*STORED ROWS*
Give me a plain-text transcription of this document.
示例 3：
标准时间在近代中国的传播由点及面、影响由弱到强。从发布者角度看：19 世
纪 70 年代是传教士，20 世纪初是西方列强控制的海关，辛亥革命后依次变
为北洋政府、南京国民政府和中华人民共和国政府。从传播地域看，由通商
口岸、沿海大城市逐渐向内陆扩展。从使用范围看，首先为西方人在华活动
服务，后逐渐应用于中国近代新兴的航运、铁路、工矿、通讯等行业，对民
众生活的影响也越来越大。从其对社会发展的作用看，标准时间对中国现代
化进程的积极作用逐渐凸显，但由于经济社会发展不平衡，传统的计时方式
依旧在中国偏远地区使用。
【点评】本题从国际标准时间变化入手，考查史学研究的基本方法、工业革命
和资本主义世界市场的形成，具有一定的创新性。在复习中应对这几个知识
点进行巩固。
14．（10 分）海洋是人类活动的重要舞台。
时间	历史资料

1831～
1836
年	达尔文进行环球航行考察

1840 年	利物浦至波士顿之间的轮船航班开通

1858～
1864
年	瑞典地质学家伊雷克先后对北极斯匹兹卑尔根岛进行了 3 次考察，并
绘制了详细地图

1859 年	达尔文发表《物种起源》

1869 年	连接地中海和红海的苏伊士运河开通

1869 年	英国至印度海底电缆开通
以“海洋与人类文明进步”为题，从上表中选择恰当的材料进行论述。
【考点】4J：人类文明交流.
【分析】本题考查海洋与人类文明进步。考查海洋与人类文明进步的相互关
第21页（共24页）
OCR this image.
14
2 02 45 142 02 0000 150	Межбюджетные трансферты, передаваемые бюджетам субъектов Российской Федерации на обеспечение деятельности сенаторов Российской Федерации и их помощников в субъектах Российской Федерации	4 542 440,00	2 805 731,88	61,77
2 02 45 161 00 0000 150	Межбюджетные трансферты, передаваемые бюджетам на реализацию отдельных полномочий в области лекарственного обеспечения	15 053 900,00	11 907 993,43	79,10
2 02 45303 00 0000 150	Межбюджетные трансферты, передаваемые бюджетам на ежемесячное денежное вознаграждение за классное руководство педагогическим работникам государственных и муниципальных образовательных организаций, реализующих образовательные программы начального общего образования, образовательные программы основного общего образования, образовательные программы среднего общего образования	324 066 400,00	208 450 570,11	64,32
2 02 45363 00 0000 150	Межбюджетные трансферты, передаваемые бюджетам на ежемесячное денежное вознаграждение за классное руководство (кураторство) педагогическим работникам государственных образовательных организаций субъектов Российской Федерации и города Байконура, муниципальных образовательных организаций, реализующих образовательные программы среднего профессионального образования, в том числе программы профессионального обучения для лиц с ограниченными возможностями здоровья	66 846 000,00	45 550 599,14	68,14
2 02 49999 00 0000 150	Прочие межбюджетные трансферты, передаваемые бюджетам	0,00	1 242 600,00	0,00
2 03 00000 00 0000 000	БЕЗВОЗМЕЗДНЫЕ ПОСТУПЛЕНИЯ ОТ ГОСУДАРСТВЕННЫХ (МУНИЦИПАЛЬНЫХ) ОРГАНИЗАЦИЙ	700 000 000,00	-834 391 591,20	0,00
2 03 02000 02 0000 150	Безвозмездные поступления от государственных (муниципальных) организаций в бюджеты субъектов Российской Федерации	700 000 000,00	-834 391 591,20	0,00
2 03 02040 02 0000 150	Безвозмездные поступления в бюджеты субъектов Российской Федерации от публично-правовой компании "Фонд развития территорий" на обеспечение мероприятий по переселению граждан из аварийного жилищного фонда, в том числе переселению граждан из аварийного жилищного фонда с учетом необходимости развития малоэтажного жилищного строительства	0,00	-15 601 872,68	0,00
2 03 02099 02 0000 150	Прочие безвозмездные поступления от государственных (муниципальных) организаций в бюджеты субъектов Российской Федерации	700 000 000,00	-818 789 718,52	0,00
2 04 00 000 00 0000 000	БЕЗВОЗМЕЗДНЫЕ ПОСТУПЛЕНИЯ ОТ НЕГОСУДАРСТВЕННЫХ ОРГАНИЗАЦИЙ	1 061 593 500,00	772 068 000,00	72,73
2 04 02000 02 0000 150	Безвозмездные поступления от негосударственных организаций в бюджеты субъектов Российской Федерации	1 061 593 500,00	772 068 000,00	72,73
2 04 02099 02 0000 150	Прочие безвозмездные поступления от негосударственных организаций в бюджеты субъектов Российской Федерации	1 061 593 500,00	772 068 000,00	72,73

*WORK TO BE COMPLETED*
Print the material above once more, exactly.

*FULL SOLUTION*
Give me a plain-text transcription of this document.
示例 3：
标准时间在近代中国的传播由点及面、影响由弱到强。从发布者角度看：19 世
纪 70 年代是传教士，20 世纪初是西方列强控制的海关，辛亥革命后依次变
为北洋政府、南京国民政府和中华人民共和国政府。从传播地域看，由通商
口岸、沿海大城市逐渐向内陆扩展。从使用范围看，首先为西方人在华活动
服务，后逐渐应用于中国近代新兴的航运、铁路、工矿、通讯等行业，对民
众生活的影响也越来越大。从其对社会发展的作用看，标准时间对中国现代
化进程的积极作用逐渐凸显，但由于经济社会发展不平衡，传统的计时方式
依旧在中国偏远地区使用。
【点评】本题从国际标准时间变化入手，考查史学研究的基本方法、工业革命
和资本主义世界市场的形成，具有一定的创新性。在复习中应对这几个知识
点进行巩固。
14．（10 分）海洋是人类活动的重要舞台。
时间	历史资料

1831～
1836
年	达尔文进行环球航行考察

1840 年	利物浦至波士顿之间的轮船航班开通

1858～
1864
年	瑞典地质学家伊雷克先后对北极斯匹兹卑尔根岛进行了 3 次考察，并
绘制了详细地图

1859 年	达尔文发表《物种起源》

1869 年	连接地中海和红海的苏伊士运河开通

1869 年	英国至印度海底电缆开通
以“海洋与人类文明进步”为题，从上表中选择恰当的材料进行论述。
【考点】4J：人类文明交流.
【分析】本题考查海洋与人类文明进步。考查海洋与人类文明进步的相互关
第21页（共24页）
OCR this image.
14
2 02 45 142 02 0000 150	Межбюджетные трансферты, передаваемые бюджетам субъектов Российской Федерации на обеспечение деятельности сенаторов Российской Федерации и их помощников в субъектах Российской Федерации	4 542 440,00	2 805 731,88	61,77
2 02 45 161 00 0000 150	Межбюджетные трансферты, передаваемые бюджетам на реализацию отдельных полномочий в области лекарственного обеспечения	15 053 900,00	11 907 993,43	79,10
2 02 45303 00 0000 150	Межбюджетные трансферты, передаваемые бюджетам на ежемесячное денежное вознаграждение за классное руководство педагогическим работникам государственных и муниципальных образовательных организаций, реализующих образовательные программы начального общего образования, образовательные программы основного общего образования, образовательные программы среднего общего образования	324 066 400,00	208 450 570,11	64,32
2 02 45363 00 0000 150	Межбюджетные трансферты, передаваемые бюджетам на ежемесячное денежное вознаграждение за классное руководство (кураторство) педагогическим работникам государственных образовательных организаций субъектов Российской Федерации и города Байконура, муниципальных образовательных организаций, реализующих образовательные программы среднего профессионального образования, в том числе программы профессионального обучения для лиц с ограниченными возможностями здоровья	66 846 000,00	45 550 599,14	68,14
2 02 49999 00 0000 150	Прочие межбюджетные трансферты, передаваемые бюджетам	0,00	1 242 600,00	0,00
2 03 00000 00 0000 000	БЕЗВОЗМЕЗДНЫЕ ПОСТУПЛЕНИЯ ОТ ГОСУДАРСТВЕННЫХ (МУНИЦИПАЛЬНЫХ) ОРГАНИЗАЦИЙ	700 000 000,00	-834 391 591,20	0,00
2 03 02000 02 0000 150	Безвозмездные поступления от государственных (муниципальных) организаций в бюджеты субъектов Российской Федерации	700 000 000,00	-834 391 591,20	0,00
2 03 02040 02 0000 150	Безвозмездные поступления в бюджеты субъектов Российской Федерации от публично-правовой компании "Фонд развития территорий" на обеспечение мероприятий по переселению граждан из аварийного жилищного фонда, в том числе переселению граждан из аварийного жилищного фонда с учетом необходимости развития малоэтажного жилищного строительства	0,00	-15 601 872,68	0,00
2 03 02099 02 0000 150	Прочие безвозмездные поступления от государственных (муниципальных) организаций в бюджеты субъектов Российской Федерации	700 000 000,00	-818 789 718,52	0,00
2 04 00 000 00 0000 000	БЕЗВОЗМЕЗДНЫЕ ПОСТУПЛЕНИЯ ОТ НЕГОСУДАРСТВЕННЫХ ОРГАНИЗАЦИЙ	1 061 593 500,00	772 068 000,00	72,73
2 04 02000 02 0000 150	Безвозмездные поступления от негосударственных организаций в бюджеты субъектов Российской Федерации	1 061 593 500,00	772 068 000,00	72,73
2 04 02099 02 0000 150	Прочие безвозмездные поступления от негосударственных организаций в бюджеты субъектов Российской Федерации	1 061 593 500,00	772 068 000,00	72,73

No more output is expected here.